Énoncé du problème: Restituez intégralement le texte sur la nullité de la période suspecte, sans en modifier un seul mot.

Section du document:
============

Nullité de la période suspecte : comment les dirigeants peuvent-ils se défendre efficacement ?
La période suspecte expose les entreprises à des risques de nullité d'actes juridiques importants. Maître Pierre-Louis Roquet analyse les mécanismes légaux et les stratégies de protection pour dirigeants et créanciers.
La nullité de la période suspecte constitue l'un des mécanismes les plus redoutables du droit des entreprises en difficulté. Cette période, définie par l'article L. 632 1 du Code de commerce, s'étend entre la date de cessation des paiements et le jugement d'ouverture de la procédure collective. Pour les dirigeants comme pour leurs partenaires commerciaux, cette phase critique peut conduire à l'annulation rétroactive d'opérations majeures.
Les actes accomplis pendant cette période sont présumés porter préjudice à l'entreprise ou rompre le principe d'égalité des créanciers. Le législateur a instauré un système d'annulations automatiques et facultatives qui peut bouleverser la situation patrimoniale des parties prenantes. Comprendre ces mécanismes devient essentiel pour anticiper les risques et organiser ses défenses.
Le tribunal qui ouvre une procédure collective fixe la date de cessation des paiements après avoir sollicité les observations du débiteur. À défaut de détermination, la cessation des paiements est réputée intervenir à la date du jugement d'ouverture. Cette fixation judiciaire détermine le point de départ de la période suspecte.

============

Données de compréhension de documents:

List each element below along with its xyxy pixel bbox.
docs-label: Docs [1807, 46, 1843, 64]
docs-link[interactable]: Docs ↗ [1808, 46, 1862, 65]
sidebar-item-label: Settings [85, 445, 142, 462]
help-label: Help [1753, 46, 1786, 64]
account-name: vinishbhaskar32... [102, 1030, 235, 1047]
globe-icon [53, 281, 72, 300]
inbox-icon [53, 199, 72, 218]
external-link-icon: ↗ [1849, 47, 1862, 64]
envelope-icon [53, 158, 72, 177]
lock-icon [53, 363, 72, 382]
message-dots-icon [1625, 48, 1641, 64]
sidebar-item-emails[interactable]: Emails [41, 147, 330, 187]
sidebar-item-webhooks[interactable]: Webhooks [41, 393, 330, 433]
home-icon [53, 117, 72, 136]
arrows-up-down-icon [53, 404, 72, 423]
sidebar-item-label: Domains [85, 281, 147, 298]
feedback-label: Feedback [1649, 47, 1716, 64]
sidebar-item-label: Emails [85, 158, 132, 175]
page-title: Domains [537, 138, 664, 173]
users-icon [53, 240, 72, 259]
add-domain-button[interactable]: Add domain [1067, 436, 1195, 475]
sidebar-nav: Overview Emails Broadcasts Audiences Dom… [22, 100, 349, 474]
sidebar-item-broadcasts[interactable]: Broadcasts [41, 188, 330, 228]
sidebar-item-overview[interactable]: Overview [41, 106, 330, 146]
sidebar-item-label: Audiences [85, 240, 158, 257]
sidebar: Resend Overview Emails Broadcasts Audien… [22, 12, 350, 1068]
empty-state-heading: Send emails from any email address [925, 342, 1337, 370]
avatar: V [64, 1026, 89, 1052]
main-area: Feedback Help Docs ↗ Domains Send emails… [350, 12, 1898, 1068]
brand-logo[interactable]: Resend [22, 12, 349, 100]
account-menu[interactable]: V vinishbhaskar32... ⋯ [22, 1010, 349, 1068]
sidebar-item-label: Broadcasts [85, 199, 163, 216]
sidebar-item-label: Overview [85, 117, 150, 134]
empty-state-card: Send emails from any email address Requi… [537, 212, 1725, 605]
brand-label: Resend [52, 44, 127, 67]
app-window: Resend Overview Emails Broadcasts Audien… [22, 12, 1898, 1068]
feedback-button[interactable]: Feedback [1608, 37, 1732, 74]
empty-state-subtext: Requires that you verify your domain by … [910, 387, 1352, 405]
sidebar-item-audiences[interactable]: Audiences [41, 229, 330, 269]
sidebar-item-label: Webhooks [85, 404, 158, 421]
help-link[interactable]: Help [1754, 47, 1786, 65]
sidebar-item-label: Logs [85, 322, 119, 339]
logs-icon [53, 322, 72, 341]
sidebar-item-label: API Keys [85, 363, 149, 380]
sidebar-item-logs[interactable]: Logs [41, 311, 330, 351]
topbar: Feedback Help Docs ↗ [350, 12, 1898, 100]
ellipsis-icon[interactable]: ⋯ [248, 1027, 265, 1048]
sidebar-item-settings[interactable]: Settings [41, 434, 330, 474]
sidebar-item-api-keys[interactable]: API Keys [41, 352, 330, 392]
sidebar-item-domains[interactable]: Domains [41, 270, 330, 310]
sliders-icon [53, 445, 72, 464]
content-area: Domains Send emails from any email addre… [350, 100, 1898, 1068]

============

Résultat:
Nullité de la période suspecte : comment les dirigeants peuvent-ils se défendre efficacement ?
La période suspecte expose les entreprises à des risques de nullité d'actes juridiques importants. Maître Pierre-Louis Roquet analyse les mécanismes légaux et les stratégies de protection pour dirigeants et créanciers.
La nullité de la période suspecte constitue l'un des mécanismes les plus redoutables du droit des entreprises en difficulté. Cette période, définie par l'article L. 632 1 du Code de commerce, s'étend entre la date de cessation des paiements et le jugement d'ouverture de la procédure collective. Pour les dirigeants comme pour leurs partenaires commerciaux, cette phase critique peut conduire à l'annulation rétroactive d'opérations majeures.
Les actes accomplis pendant cette période sont présumés porter préjudice à l'entreprise ou rompre le principe d'égalité des créanciers. Le législateur a instauré un système d'annulations automatiques et facultatives qui peut bouleverser la situation patrimoniale des parties prenantes. Comprendre ces mécanismes devient essentiel pour anticiper les risques et organiser ses défenses.
Le tribunal qui ouvre une procédure collective fixe la date de cessation des paiements après avoir sollicité les observations du débiteur. À défaut de détermination, la cessation des paiements est réputée intervenir à la date du jugement d'ouverture. Cette fixation judiciaire détermine le point de départ de la période suspecte.